→ **What is asked**: Present every line in which the string "春試験を受験した" appears.

Data records

============

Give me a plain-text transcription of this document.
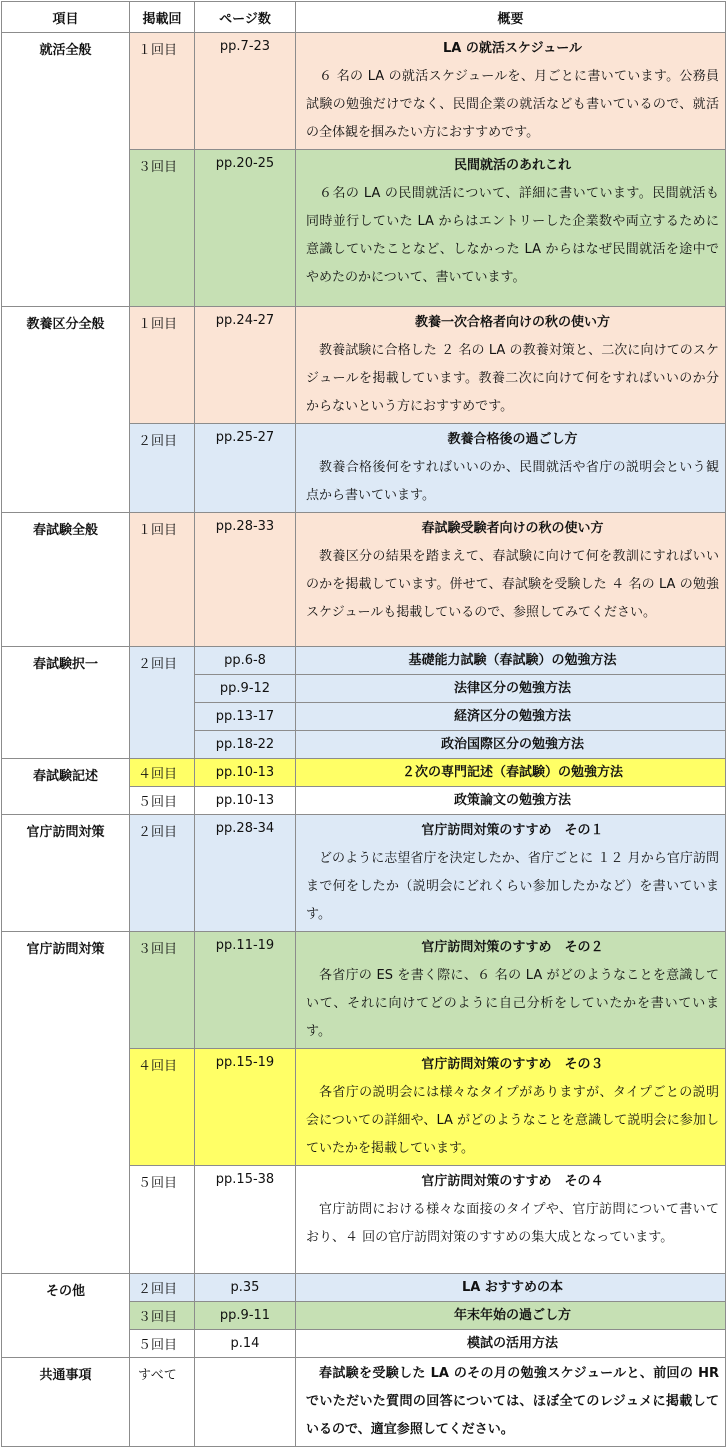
項目	掲載回	ページ数	概要
就活全般	１回目	pp.7-23	LA の就活スケジュール
６ 名の LA の就活スケジュールを、月ごとに書いています。公務員試験の勉強だけでなく、民間企業の就活なども書いているので、就活の全体観を掴みたい方におすすめです。

	３回目	pp.20-25	民間就活のあれこれ
６名の LA の民間就活について、詳細に書いています。民間就活も同時並行していた LA からはエントリーした企業数や両立するために意識していたことなど、しなかった LA からはなぜ民間就活を途中でやめたのかについて、書いています。

教養区分全般	１回目	pp.24-27	教養一次合格者向けの秋の使い方
教養試験に合格した ２ 名の LA の教養対策と、二次に向けてのスケジュールを掲載しています。教養二次に向けて何をすればいいのか分からないという方におすすめです。

	２回目	pp.25-27	教養合格後の過ごし方
教養合格後何をすればいいのか、民間就活や省庁の説明会という観点から書いています。

春試験全般	１回目	pp.28-33	春試験受験者向けの秋の使い方
教養区分の結果を踏まえて、春試験に向けて何を教訓にすればいいのかを掲載しています。併せて、春試験を受験した ４ 名の LA の勉強スケジュールも掲載しているので、参照してみてください。

春試験択一	２回目	pp.6-8	基礎能力試験（春試験）の勉強方法

		pp.9-12	法律区分の勉強方法

		pp.13-17	経済区分の勉強方法

		pp.18-22	政治国際区分の勉強方法

春試験記述	４回目	pp.10-13	２次の専門記述（春試験）の勉強方法

	５回目	pp.10-13	政策論文の勉強方法

官庁訪問対策	２回目	pp.28-34	官庁訪問対策のすすめ　その１
どのように志望省庁を決定したか、省庁ごとに １２ 月から官庁訪問まで何をしたか（説明会にどれくらい参加したかなど）を書いています。

官庁訪問対策	３回目	pp.11-19	官庁訪問対策のすすめ　その２
各省庁の ES を書く際に、６ 名の LA がどのようなことを意識していて、それに向けてどのように自己分析をしていたかを書いています。

	４回目	pp.15-19	官庁訪問対策のすすめ　その３
各省庁の説明会には様々なタイプがありますが、タイプごとの説明会についての詳細や、LA がどのようなことを意識して説明会に参加していたかを掲載しています。

	５回目	pp.15-38	官庁訪問対策のすすめ　その４
官庁訪問における様々な面接のタイプや、官庁訪問について書いており、４ 回の官庁訪問対策のすすめの集大成となっています。

その他	２回目	p.35	LA おすすめの本

	３回目	pp.9-11	年末年始の過ごし方

	５回目	p.14	模試の活用方法

共通事項	すべて		春試験を受験した LA のその月の勉強スケジュールと、前回の HR でいただいた質問の回答については、ほぼ全てのレジュメに掲載しているので、適宜参照してください。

============

→ **Result of this task**:
教養区分の結果を踏まえて、春試験に向けて何を教訓にすればいいのかを掲載しています。併せて、春試験を受験した ４ 名の LA の勉強スケジュールも掲載しているので、参照してみてください。
共通事項	すべて		春試験を受験した LA のその月の勉強スケジュールと、前回の HR でいただいた質問の回答については、ほぼ全てのレジュメに掲載しているので、適宜参照してください。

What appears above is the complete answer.